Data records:
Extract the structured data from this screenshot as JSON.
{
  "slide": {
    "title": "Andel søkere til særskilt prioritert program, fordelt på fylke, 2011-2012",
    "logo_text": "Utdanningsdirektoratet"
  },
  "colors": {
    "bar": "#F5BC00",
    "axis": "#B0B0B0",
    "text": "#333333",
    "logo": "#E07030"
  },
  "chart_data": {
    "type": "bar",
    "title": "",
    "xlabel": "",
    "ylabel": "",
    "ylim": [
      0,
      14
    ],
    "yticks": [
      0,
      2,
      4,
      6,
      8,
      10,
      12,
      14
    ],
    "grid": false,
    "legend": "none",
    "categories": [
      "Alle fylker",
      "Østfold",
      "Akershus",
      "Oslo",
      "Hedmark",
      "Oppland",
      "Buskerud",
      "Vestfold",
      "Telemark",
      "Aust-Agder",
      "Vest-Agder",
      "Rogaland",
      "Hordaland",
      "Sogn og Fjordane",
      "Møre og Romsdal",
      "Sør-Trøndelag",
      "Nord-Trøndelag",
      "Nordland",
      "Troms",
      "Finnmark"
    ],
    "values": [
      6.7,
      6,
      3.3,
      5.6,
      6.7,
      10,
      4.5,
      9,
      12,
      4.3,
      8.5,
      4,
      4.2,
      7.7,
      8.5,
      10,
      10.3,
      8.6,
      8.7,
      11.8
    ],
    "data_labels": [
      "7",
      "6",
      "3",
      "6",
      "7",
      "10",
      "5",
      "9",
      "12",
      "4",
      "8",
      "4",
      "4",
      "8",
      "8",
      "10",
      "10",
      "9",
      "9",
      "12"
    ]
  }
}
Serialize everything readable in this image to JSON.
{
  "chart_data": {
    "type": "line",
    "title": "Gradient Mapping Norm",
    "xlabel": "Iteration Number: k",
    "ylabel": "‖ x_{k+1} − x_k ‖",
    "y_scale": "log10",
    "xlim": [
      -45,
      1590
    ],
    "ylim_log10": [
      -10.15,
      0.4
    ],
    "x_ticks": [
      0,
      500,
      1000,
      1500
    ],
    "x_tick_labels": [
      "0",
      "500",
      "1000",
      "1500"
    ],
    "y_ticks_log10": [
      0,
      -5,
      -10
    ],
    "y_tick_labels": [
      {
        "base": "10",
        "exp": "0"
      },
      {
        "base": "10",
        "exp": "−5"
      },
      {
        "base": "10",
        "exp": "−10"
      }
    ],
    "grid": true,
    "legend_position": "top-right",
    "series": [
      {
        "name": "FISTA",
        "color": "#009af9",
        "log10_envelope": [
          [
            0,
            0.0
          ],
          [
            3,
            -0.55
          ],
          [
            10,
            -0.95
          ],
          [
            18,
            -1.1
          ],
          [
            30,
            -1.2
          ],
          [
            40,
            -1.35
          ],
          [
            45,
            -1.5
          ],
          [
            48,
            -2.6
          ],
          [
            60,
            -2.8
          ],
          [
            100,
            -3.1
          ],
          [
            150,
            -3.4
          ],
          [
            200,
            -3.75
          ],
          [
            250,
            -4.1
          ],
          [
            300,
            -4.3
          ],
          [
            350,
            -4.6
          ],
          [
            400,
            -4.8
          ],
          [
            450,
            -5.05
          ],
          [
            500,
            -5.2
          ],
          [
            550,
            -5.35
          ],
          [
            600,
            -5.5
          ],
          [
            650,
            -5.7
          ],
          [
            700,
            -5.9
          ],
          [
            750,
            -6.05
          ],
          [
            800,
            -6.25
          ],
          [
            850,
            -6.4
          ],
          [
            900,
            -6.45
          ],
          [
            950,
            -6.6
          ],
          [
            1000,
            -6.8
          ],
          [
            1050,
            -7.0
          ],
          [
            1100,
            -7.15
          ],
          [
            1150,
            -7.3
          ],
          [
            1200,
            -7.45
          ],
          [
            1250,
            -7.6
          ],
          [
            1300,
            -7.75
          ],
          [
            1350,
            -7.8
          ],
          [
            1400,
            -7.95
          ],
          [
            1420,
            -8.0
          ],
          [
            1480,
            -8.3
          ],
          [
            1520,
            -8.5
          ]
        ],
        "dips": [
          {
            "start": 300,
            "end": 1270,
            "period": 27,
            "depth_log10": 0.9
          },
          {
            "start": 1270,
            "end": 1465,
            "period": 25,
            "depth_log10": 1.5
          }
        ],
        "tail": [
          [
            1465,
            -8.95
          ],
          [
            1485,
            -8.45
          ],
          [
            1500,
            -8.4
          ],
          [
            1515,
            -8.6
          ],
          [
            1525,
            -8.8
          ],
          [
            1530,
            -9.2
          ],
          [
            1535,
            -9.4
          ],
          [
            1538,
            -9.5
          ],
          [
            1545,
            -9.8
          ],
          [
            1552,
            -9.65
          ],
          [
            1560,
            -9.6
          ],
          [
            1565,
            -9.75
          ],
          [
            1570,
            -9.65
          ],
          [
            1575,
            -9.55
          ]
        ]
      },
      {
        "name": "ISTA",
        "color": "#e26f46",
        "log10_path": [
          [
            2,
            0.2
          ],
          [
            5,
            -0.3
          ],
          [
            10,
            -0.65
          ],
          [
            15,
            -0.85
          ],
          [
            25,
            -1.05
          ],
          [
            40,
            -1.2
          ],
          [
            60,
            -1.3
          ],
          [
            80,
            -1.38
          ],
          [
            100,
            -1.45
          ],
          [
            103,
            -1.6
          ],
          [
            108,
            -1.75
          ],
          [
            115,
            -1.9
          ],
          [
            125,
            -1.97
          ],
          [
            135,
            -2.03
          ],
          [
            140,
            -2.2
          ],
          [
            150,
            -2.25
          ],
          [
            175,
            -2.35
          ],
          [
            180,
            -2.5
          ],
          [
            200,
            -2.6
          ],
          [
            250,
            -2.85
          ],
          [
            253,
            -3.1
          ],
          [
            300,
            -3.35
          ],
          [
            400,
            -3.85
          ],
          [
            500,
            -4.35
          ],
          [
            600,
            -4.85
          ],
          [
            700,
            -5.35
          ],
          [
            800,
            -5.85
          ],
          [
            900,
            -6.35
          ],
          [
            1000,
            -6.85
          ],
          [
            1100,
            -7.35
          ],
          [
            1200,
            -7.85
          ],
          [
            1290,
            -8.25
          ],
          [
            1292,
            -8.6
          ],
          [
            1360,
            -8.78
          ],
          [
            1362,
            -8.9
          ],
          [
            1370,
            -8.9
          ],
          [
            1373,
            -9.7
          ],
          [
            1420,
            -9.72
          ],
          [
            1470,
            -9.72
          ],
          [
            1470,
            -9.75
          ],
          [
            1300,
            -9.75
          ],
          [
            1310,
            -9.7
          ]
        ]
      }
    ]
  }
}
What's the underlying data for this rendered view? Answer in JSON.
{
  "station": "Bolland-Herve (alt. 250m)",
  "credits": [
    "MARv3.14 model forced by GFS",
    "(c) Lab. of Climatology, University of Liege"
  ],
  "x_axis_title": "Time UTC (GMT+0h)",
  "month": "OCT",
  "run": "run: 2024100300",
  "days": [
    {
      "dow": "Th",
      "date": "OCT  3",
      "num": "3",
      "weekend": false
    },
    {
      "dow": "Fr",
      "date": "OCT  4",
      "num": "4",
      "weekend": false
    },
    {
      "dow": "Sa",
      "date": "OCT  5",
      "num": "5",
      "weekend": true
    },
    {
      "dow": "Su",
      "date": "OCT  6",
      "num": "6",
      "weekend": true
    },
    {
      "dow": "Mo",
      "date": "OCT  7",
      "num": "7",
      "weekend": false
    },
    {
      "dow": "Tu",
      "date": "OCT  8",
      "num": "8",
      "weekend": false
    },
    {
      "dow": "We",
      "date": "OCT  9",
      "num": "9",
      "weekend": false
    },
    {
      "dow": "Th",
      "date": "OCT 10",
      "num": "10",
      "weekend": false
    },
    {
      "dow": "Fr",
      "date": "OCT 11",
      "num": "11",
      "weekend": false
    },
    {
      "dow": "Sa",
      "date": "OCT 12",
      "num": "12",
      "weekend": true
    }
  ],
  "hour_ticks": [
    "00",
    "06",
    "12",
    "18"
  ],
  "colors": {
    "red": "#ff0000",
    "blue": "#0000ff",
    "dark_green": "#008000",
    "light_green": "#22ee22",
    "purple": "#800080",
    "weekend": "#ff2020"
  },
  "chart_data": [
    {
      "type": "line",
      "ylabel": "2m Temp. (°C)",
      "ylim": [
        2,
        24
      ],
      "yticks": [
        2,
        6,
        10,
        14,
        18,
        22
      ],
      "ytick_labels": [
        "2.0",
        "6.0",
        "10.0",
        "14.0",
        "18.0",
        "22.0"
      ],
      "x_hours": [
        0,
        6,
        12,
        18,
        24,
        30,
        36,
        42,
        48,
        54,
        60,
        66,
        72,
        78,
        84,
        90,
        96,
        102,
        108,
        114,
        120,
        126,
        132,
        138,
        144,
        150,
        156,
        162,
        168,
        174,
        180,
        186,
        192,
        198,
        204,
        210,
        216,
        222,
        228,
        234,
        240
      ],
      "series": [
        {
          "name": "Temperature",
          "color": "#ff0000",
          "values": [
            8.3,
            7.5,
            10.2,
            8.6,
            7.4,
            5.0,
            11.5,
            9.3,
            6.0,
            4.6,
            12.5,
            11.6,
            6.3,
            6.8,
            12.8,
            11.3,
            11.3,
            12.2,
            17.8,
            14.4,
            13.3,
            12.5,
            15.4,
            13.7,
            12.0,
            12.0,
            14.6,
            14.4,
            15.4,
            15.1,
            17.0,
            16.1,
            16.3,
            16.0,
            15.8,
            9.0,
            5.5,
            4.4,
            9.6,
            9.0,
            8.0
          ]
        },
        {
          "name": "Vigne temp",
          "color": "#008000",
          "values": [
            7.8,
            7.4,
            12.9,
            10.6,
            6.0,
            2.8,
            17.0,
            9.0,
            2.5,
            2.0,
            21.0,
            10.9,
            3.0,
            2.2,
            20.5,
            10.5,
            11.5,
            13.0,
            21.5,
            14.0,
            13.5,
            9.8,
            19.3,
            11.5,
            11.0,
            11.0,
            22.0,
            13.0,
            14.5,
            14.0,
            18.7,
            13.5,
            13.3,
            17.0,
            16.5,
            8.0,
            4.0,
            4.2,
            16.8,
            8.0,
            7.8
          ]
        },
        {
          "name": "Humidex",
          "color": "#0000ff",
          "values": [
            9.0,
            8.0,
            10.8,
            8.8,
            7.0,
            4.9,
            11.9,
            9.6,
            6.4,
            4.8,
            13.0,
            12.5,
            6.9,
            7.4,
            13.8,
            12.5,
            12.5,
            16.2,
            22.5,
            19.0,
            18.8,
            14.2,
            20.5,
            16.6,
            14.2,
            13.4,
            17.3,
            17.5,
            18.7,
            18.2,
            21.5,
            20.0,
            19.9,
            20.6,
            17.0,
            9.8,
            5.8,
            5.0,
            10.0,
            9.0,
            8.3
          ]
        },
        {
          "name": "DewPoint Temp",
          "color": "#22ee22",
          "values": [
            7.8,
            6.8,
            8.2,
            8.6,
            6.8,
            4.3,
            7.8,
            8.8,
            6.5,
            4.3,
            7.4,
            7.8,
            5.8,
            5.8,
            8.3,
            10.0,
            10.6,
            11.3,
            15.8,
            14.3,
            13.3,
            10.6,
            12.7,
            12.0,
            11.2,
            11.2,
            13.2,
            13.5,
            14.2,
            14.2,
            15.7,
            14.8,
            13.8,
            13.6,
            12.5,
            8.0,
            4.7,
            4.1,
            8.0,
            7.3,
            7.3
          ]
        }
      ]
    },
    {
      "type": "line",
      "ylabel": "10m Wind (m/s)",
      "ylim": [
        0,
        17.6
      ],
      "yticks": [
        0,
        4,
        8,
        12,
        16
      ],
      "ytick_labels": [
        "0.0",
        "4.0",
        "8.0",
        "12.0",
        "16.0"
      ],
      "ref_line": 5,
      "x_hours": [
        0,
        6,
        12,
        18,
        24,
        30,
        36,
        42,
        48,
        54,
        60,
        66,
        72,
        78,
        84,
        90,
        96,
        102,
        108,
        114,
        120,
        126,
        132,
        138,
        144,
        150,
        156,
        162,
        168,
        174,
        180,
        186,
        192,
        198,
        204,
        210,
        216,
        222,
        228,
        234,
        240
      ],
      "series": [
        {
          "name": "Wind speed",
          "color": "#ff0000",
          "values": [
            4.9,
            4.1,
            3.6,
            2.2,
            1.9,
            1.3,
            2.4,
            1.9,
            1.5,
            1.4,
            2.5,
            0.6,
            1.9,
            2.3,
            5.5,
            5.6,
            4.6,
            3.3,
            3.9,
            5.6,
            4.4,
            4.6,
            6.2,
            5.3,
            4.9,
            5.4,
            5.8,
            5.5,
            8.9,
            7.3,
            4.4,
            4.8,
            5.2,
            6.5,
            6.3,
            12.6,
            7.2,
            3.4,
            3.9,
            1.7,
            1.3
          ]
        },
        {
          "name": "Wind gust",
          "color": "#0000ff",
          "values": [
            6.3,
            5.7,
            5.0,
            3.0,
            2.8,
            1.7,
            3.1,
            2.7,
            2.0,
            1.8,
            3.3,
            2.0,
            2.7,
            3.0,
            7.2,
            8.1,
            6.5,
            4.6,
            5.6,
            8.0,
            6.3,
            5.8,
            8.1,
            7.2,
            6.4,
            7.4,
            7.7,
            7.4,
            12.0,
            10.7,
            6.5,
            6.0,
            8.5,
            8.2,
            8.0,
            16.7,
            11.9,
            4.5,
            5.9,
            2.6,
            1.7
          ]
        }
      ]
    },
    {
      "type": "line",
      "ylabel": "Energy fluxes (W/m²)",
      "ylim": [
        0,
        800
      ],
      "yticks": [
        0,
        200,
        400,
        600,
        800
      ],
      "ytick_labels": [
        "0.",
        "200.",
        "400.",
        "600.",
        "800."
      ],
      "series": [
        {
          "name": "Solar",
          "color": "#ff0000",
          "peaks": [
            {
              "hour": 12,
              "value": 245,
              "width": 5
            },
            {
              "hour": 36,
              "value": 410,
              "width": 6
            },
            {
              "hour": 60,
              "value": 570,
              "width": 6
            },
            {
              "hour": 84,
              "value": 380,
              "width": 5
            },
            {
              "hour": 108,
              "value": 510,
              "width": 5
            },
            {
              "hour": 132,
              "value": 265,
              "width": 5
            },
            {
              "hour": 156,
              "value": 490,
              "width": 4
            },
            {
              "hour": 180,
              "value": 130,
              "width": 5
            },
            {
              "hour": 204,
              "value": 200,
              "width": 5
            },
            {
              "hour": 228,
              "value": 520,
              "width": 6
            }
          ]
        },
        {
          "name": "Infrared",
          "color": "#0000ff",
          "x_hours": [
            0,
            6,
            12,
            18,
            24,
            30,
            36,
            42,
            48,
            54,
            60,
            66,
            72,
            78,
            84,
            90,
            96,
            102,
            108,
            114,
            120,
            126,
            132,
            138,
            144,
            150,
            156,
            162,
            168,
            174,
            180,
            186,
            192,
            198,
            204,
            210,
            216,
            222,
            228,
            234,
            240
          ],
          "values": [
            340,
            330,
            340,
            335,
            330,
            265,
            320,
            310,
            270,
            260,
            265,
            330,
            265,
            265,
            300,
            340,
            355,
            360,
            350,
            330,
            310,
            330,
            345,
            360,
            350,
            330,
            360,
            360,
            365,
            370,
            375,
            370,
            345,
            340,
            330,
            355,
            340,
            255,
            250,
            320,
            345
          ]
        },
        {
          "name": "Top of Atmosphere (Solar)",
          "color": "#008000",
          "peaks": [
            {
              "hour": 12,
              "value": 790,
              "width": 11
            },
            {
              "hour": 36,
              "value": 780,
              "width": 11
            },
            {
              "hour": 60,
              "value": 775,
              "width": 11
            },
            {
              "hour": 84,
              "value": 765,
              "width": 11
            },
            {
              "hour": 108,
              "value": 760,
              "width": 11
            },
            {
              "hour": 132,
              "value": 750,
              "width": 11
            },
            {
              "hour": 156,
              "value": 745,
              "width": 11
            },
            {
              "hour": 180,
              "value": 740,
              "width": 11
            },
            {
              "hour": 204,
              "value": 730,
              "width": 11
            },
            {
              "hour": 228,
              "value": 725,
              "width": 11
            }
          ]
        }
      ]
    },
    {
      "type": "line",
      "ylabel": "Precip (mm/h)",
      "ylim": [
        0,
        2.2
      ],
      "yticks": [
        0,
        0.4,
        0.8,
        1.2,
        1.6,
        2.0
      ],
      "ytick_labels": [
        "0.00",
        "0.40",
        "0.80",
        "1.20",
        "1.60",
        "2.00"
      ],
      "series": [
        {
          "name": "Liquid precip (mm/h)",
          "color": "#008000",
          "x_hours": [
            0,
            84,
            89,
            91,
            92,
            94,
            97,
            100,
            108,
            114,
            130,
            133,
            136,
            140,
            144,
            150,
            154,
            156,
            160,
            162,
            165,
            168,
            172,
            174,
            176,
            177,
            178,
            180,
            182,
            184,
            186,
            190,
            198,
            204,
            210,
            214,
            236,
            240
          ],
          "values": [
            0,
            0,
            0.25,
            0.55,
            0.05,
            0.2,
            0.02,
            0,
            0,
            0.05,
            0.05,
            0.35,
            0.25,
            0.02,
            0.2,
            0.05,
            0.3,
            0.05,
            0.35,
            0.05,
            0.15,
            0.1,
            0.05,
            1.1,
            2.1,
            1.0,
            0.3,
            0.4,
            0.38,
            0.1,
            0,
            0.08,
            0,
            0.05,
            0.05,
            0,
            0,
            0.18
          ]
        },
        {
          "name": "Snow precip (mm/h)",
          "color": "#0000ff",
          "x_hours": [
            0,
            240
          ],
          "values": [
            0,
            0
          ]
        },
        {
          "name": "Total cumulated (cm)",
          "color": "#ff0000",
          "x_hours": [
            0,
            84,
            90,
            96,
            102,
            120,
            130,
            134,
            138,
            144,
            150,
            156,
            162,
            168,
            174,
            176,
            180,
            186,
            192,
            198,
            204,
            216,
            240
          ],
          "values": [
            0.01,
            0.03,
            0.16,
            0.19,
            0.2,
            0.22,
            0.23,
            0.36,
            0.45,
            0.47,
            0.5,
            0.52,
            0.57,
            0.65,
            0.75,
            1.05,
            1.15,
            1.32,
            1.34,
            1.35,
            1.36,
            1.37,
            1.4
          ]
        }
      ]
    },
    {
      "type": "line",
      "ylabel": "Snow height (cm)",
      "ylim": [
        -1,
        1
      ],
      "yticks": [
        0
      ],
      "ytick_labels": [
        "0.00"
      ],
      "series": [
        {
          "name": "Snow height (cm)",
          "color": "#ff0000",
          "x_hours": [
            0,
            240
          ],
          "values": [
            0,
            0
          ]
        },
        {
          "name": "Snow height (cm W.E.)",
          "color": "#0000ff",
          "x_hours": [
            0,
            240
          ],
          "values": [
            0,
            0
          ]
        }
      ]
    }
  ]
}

● EXERCISE
Across the entries above, how many lines contain "date"? Provide only the count.

● RESPONSE
10